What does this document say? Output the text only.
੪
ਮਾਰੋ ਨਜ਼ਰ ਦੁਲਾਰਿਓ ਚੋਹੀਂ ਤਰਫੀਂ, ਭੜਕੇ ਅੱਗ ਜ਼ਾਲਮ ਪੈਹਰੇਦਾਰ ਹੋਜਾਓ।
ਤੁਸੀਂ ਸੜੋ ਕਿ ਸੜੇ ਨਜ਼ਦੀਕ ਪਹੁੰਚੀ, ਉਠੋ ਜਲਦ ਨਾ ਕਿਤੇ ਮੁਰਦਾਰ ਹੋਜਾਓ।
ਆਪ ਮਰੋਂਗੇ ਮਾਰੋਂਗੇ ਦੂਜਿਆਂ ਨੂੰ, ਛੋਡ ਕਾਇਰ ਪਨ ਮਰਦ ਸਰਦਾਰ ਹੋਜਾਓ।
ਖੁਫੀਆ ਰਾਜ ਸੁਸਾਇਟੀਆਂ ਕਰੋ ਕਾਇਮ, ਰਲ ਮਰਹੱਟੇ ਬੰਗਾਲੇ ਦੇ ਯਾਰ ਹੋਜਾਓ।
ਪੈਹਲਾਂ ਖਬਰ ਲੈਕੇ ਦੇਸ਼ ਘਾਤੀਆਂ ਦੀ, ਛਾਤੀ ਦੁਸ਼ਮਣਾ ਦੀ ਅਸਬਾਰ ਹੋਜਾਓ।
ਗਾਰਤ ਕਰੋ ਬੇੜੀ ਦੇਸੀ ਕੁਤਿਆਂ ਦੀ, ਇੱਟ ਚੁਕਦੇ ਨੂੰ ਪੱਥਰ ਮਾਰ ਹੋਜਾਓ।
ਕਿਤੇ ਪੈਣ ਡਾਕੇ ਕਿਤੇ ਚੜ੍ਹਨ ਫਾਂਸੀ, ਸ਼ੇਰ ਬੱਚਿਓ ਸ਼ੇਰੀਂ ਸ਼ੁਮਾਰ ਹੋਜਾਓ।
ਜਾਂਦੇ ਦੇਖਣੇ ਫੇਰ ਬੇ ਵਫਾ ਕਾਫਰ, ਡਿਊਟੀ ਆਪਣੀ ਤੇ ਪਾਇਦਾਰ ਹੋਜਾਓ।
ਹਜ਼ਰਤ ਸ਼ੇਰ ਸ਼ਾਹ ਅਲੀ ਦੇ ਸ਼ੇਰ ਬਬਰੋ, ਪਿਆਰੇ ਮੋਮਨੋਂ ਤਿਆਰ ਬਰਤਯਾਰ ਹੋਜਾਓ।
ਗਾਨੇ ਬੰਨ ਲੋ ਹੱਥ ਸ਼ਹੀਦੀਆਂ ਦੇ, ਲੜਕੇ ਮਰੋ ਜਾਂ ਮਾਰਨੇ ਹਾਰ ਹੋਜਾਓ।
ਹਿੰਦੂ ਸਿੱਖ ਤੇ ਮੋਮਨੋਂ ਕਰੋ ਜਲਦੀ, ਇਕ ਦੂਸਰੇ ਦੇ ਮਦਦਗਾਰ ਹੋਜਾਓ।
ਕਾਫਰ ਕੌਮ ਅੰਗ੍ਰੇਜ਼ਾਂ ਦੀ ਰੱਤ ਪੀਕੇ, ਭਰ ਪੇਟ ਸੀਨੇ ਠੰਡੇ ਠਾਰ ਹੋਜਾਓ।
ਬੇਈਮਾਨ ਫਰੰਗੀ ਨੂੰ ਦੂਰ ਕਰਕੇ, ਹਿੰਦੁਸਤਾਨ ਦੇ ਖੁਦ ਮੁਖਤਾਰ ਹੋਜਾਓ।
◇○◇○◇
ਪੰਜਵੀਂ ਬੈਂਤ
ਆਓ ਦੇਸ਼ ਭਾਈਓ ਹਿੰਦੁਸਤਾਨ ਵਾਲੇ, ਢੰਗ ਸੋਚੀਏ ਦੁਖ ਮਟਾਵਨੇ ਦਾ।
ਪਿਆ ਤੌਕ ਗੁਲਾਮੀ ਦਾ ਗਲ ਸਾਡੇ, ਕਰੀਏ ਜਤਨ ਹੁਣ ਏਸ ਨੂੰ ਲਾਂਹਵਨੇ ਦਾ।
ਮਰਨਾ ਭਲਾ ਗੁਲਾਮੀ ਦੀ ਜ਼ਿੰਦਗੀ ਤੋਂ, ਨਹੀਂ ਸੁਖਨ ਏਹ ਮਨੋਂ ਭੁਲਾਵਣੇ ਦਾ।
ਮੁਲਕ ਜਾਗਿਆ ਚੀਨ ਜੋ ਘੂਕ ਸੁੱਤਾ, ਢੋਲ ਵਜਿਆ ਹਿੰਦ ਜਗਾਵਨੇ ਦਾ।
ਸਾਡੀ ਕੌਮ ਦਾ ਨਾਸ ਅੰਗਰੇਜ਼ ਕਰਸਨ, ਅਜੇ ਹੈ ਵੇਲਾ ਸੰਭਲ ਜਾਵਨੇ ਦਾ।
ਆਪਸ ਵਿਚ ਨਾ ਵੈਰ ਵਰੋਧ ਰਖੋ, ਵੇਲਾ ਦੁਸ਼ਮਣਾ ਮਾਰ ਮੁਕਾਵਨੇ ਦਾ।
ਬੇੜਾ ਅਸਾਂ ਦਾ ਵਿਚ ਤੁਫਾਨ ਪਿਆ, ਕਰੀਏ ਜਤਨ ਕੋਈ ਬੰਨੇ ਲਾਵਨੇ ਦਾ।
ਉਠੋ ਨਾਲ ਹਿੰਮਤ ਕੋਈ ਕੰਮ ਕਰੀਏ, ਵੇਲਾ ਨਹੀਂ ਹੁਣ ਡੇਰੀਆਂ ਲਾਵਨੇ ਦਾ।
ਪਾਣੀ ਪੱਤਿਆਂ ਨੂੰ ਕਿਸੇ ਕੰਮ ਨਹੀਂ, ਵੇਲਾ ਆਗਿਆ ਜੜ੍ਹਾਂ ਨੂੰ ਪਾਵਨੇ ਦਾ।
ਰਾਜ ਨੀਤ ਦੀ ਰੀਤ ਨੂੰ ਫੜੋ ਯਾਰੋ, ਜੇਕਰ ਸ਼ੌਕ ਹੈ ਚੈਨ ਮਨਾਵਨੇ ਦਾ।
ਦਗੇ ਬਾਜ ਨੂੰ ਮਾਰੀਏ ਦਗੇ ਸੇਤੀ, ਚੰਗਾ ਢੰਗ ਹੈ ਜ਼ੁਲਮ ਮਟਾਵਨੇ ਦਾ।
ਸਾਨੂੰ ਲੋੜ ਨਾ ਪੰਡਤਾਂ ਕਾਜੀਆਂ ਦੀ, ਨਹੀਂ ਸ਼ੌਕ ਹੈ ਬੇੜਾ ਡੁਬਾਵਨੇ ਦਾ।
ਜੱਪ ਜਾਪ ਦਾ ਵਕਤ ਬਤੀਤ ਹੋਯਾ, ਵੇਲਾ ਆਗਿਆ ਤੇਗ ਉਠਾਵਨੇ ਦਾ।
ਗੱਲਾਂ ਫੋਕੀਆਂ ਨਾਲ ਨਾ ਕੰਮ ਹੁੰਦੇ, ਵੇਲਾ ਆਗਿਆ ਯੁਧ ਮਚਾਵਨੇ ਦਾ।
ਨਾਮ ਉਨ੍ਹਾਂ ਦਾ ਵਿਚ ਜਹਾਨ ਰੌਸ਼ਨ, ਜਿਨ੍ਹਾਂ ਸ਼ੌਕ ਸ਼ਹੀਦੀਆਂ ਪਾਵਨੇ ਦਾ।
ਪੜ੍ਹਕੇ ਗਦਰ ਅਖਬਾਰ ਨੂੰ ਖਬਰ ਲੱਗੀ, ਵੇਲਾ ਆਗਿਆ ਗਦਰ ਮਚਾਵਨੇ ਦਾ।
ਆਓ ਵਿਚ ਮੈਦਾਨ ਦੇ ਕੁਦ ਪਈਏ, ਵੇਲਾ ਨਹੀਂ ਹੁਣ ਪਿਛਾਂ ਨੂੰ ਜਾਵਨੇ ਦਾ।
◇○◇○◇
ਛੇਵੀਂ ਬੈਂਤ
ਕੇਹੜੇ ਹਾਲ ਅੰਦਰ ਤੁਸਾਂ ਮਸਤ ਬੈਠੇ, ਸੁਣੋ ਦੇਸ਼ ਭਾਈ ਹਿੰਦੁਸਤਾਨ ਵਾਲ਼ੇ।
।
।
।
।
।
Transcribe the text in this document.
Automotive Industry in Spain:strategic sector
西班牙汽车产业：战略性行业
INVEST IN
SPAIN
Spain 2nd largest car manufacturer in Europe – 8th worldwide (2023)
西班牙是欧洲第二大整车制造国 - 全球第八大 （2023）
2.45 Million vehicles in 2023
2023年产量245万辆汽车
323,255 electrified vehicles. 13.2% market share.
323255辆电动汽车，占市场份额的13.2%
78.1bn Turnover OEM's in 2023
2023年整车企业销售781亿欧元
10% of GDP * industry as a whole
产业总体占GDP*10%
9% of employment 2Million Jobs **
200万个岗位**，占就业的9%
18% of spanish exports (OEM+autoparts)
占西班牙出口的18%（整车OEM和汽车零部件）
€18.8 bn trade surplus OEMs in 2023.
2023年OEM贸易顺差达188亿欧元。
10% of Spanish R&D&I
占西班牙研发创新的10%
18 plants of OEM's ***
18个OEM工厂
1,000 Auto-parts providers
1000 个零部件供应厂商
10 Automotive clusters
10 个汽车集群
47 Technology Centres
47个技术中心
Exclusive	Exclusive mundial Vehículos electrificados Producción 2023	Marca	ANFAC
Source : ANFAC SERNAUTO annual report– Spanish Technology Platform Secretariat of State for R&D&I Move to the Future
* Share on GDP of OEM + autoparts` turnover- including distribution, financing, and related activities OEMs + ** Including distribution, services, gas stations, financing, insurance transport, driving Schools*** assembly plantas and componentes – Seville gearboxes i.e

▬▬▬▬▬▬▬▬▬▬

§ Given request
Read through the entries and copy every line that includes "this".

§ Solved problem
What does this document say? Output the text only.
Transcribe the text in this document.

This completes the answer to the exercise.